:: YOUR INSTRUCTIONS ::
The records below should be written out again, exactly.

:: EXTRACTED INFORMATION ::
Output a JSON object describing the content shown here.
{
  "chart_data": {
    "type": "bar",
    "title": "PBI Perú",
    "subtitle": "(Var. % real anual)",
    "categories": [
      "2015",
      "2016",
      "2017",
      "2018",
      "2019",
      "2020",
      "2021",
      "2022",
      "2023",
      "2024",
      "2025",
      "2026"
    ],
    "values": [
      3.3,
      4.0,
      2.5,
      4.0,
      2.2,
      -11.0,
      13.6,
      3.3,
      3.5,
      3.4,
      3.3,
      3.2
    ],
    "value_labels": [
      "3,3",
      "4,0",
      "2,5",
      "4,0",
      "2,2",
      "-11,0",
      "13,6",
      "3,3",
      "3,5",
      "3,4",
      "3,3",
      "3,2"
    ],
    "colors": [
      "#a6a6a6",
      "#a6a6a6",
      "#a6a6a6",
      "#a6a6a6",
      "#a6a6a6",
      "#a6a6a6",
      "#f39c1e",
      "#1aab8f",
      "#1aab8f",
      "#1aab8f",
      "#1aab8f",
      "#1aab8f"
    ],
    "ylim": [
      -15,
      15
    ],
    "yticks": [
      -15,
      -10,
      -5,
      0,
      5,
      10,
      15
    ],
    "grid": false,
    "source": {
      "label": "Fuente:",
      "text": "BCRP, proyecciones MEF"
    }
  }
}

:: RESPONSE TO THE TASK ::
Output a JSON object describing the content shown here.
{
  "chart_data": {
    "type": "bar",
    "title": "PBI Perú",
    "subtitle": "(Var. % real anual)",
    "categories": [
      "2015",
      "2016",
      "2017",
      "2018",
      "2019",
      "2020",
      "2021",
      "2022",
      "2023",
      "2024",
      "2025",
      "2026"
    ],
    "values": [
      3.3,
      4.0,
      2.5,
      4.0,
      2.2,
      -11.0,
      13.6,
      3.3,
      3.5,
      3.4,
      3.3,
      3.2
    ],
    "value_labels": [
      "3,3",
      "4,0",
      "2,5",
      "4,0",
      "2,2",
      "-11,0",
      "13,6",
      "3,3",
      "3,5",
      "3,4",
      "3,3",
      "3,2"
    ],
    "colors": [
      "#a6a6a6",
      "#a6a6a6",
      "#a6a6a6",
      "#a6a6a6",
      "#a6a6a6",
      "#a6a6a6",
      "#f39c1e",
      "#1aab8f",
      "#1aab8f",
      "#1aab8f",
      "#1aab8f",
      "#1aab8f"
    ],
    "ylim": [
      -15,
      15
    ],
    "yticks": [
      -15,
      -10,
      -5,
      0,
      5,
      10,
      15
    ],
    "grid": false,
    "source": {
      "label": "Fuente:",
      "text": "BCRP, proyecciones MEF"
    }
  }
}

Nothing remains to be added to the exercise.